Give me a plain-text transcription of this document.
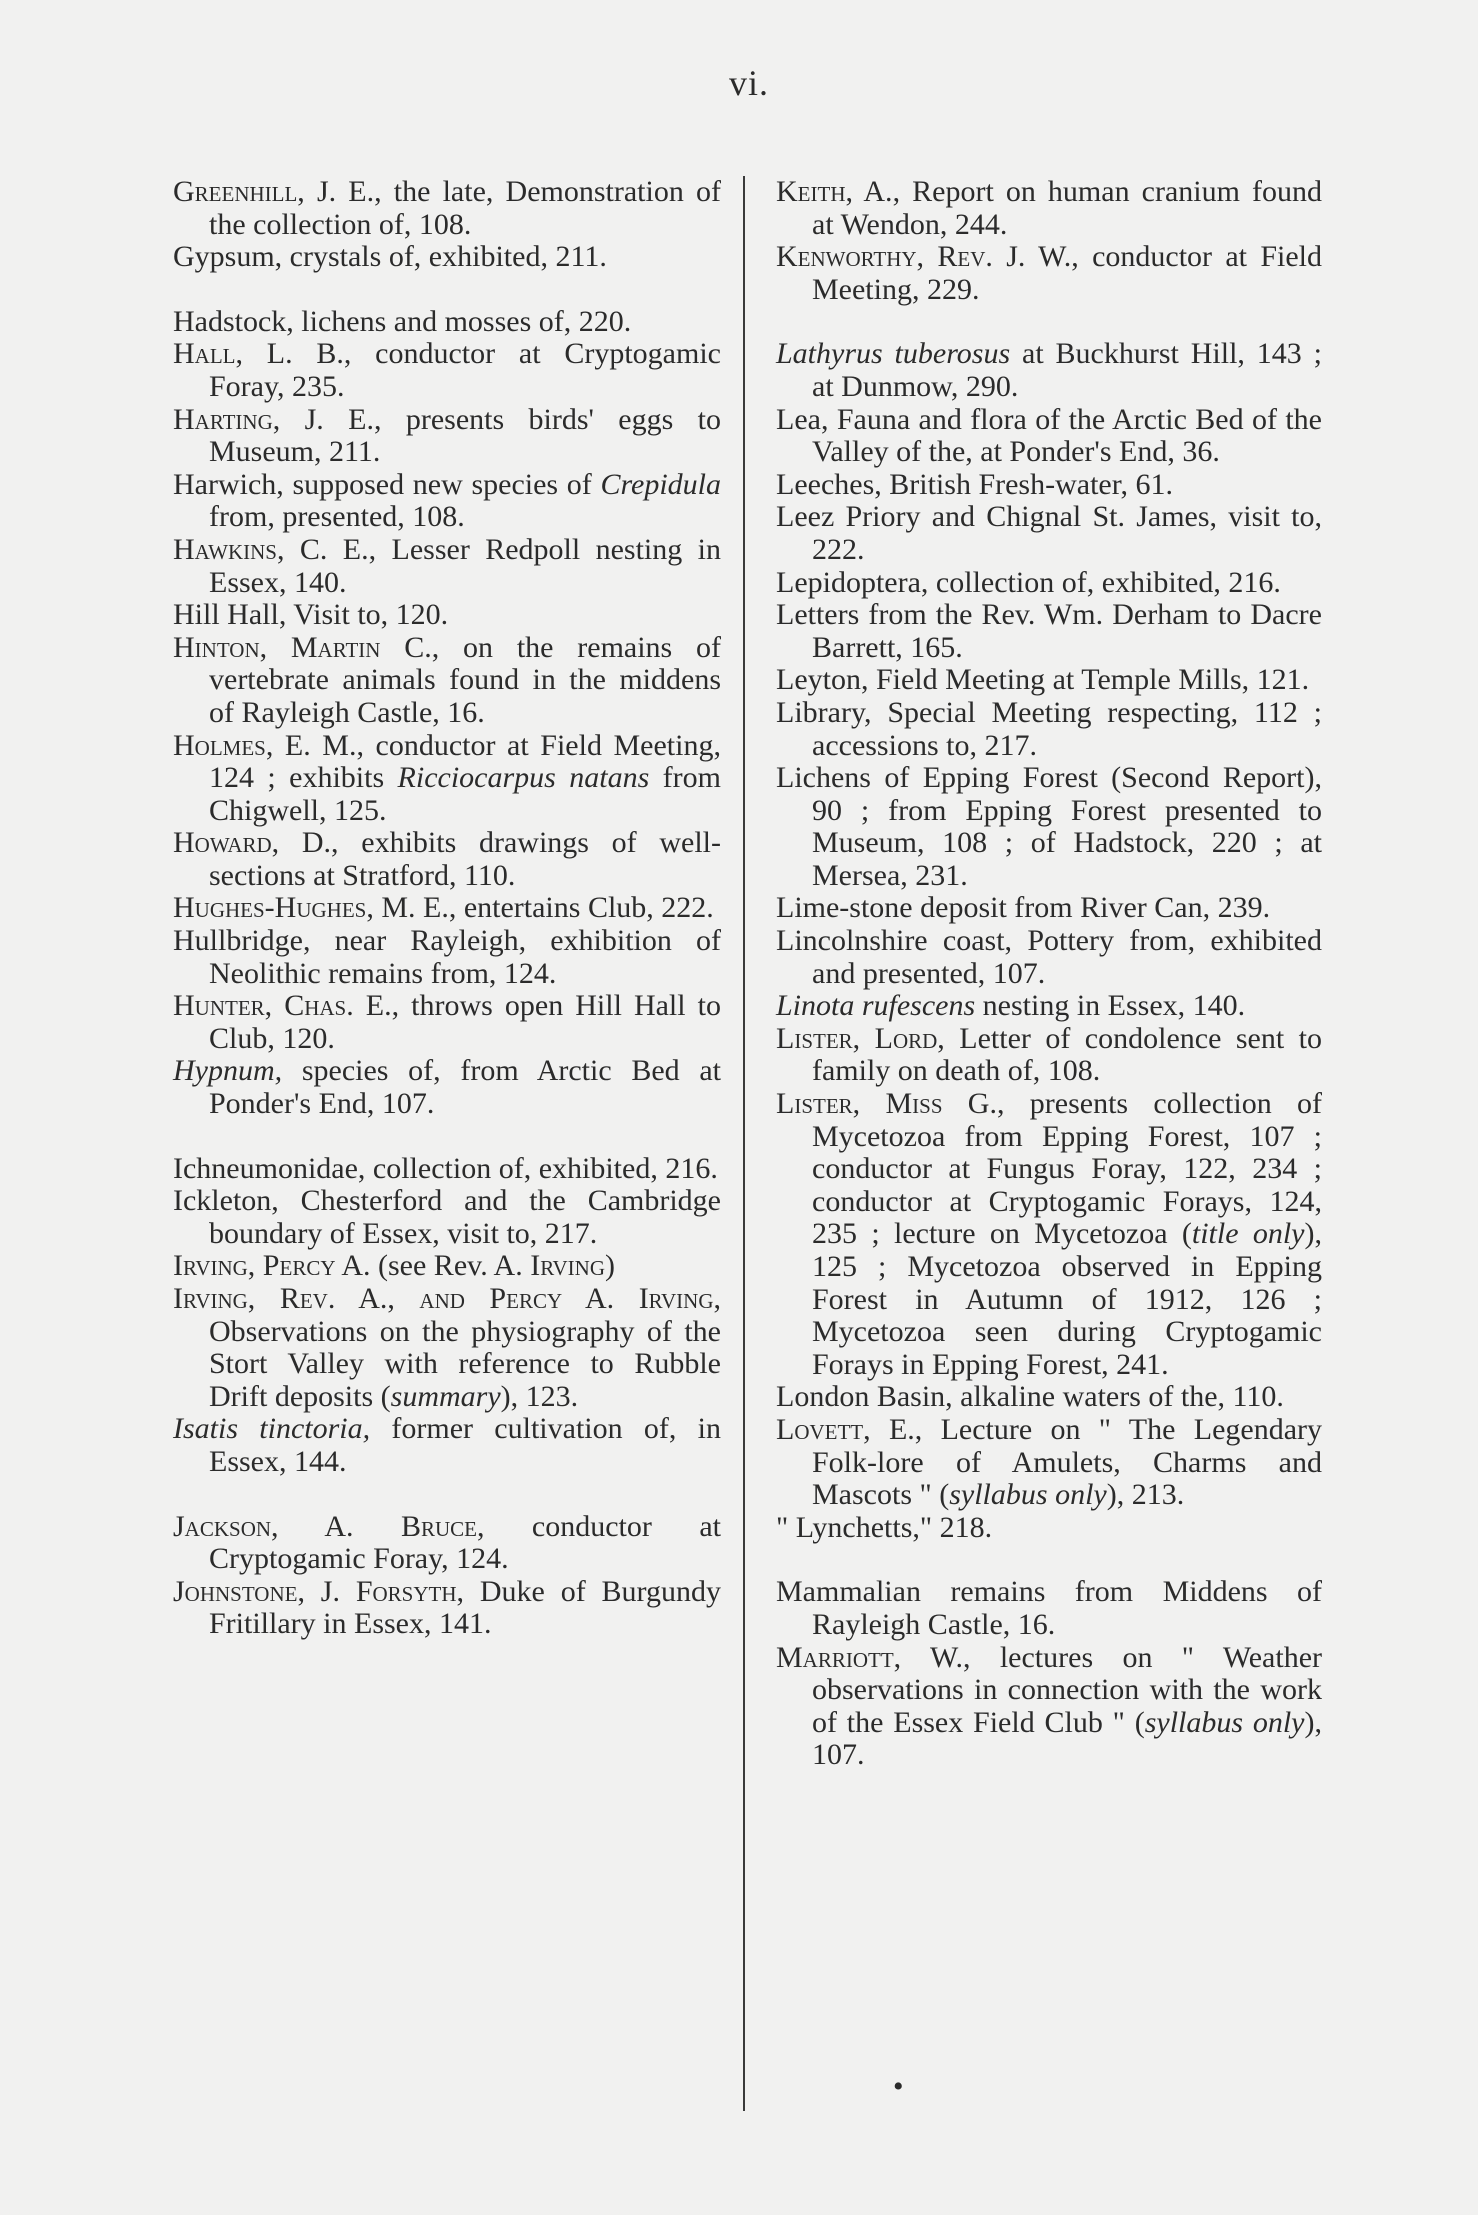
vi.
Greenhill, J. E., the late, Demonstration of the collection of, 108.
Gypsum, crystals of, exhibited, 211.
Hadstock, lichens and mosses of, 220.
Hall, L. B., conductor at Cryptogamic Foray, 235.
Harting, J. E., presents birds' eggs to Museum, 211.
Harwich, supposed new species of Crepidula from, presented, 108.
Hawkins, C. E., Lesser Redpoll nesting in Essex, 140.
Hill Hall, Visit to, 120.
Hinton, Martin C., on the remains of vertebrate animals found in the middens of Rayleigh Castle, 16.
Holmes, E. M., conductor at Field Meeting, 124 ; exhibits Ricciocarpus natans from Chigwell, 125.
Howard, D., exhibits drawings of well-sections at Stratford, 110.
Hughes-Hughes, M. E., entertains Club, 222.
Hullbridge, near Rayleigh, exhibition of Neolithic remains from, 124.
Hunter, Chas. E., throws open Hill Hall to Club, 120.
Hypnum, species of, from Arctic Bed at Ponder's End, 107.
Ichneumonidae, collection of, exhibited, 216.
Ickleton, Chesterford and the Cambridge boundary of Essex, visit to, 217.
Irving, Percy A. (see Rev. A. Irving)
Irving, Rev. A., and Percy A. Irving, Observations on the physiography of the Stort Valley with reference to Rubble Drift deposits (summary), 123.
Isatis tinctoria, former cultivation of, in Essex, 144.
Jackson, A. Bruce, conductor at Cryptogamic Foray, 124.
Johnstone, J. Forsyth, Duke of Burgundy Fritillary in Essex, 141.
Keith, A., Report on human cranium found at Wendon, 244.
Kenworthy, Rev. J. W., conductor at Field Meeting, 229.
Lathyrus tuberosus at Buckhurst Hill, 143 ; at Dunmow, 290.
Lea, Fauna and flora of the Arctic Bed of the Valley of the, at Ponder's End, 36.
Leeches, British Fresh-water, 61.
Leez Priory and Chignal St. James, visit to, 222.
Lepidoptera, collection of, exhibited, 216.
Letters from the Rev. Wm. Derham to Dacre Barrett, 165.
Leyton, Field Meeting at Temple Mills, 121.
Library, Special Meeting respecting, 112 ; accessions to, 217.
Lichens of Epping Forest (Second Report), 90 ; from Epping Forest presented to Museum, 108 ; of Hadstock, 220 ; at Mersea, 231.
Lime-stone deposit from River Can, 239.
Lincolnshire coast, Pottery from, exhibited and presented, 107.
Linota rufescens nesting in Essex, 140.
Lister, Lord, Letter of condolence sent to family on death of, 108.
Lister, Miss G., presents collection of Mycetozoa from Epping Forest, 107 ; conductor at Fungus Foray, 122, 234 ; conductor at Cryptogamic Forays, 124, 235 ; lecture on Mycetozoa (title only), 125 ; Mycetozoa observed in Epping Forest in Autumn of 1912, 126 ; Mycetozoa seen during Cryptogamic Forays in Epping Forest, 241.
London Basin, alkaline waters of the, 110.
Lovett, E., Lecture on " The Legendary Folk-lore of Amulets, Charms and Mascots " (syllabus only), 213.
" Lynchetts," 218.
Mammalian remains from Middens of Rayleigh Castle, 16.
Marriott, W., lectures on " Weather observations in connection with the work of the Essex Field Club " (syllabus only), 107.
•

- - - - -

Produce an exact copy of each line of data, skipping embedded images.

REPLY TO THE TASK:
Give me a plain-text transcription of this document.
vi.
Greenhill, J. E., the late, Demonstration of the collection of, 108.
Gypsum, crystals of, exhibited, 211.
Hadstock, lichens and mosses of, 220.
Hall, L. B., conductor at Cryptogamic Foray, 235.
Harting, J. E., presents birds' eggs to Museum, 211.
Harwich, supposed new species of Crepidula from, presented, 108.
Hawkins, C. E., Lesser Redpoll nesting in Essex, 140.
Hill Hall, Visit to, 120.
Hinton, Martin C., on the remains of vertebrate animals found in the middens of Rayleigh Castle, 16.
Holmes, E. M., conductor at Field Meeting, 124 ; exhibits Ricciocarpus natans from Chigwell, 125.
Howard, D., exhibits drawings of well-sections at Stratford, 110.
Hughes-Hughes, M. E., entertains Club, 222.
Hullbridge, near Rayleigh, exhibition of Neolithic remains from, 124.
Hunter, Chas. E., throws open Hill Hall to Club, 120.
Hypnum, species of, from Arctic Bed at Ponder's End, 107.
Ichneumonidae, collection of, exhibited, 216.
Ickleton, Chesterford and the Cambridge boundary of Essex, visit to, 217.
Irving, Percy A. (see Rev. A. Irving)
Irving, Rev. A., and Percy A. Irving, Observations on the physiography of the Stort Valley with reference to Rubble Drift deposits (summary), 123.
Isatis tinctoria, former cultivation of, in Essex, 144.
Jackson, A. Bruce, conductor at Cryptogamic Foray, 124.
Johnstone, J. Forsyth, Duke of Burgundy Fritillary in Essex, 141.
Keith, A., Report on human cranium found at Wendon, 244.
Kenworthy, Rev. J. W., conductor at Field Meeting, 229.
Lathyrus tuberosus at Buckhurst Hill, 143 ; at Dunmow, 290.
Lea, Fauna and flora of the Arctic Bed of the Valley of the, at Ponder's End, 36.
Leeches, British Fresh-water, 61.
Leez Priory and Chignal St. James, visit to, 222.
Lepidoptera, collection of, exhibited, 216.
Letters from the Rev. Wm. Derham to Dacre Barrett, 165.
Leyton, Field Meeting at Temple Mills, 121.
Library, Special Meeting respecting, 112 ; accessions to, 217.
Lichens of Epping Forest (Second Report), 90 ; from Epping Forest presented to Museum, 108 ; of Hadstock, 220 ; at Mersea, 231.
Lime-stone deposit from River Can, 239.
Lincolnshire coast, Pottery from, exhibited and presented, 107.
Linota rufescens nesting in Essex, 140.
Lister, Lord, Letter of condolence sent to family on death of, 108.
Lister, Miss G., presents collection of Mycetozoa from Epping Forest, 107 ; conductor at Fungus Foray, 122, 234 ; conductor at Cryptogamic Forays, 124, 235 ; lecture on Mycetozoa (title only), 125 ; Mycetozoa observed in Epping Forest in Autumn of 1912, 126 ; Mycetozoa seen during Cryptogamic Forays in Epping Forest, 241.
London Basin, alkaline waters of the, 110.
Lovett, E., Lecture on " The Legendary Folk-lore of Amulets, Charms and Mascots " (syllabus only), 213.
" Lynchetts," 218.
Mammalian remains from Middens of Rayleigh Castle, 16.
Marriott, W., lectures on " Weather observations in connection with the work of the Essex Field Club " (syllabus only), 107.
•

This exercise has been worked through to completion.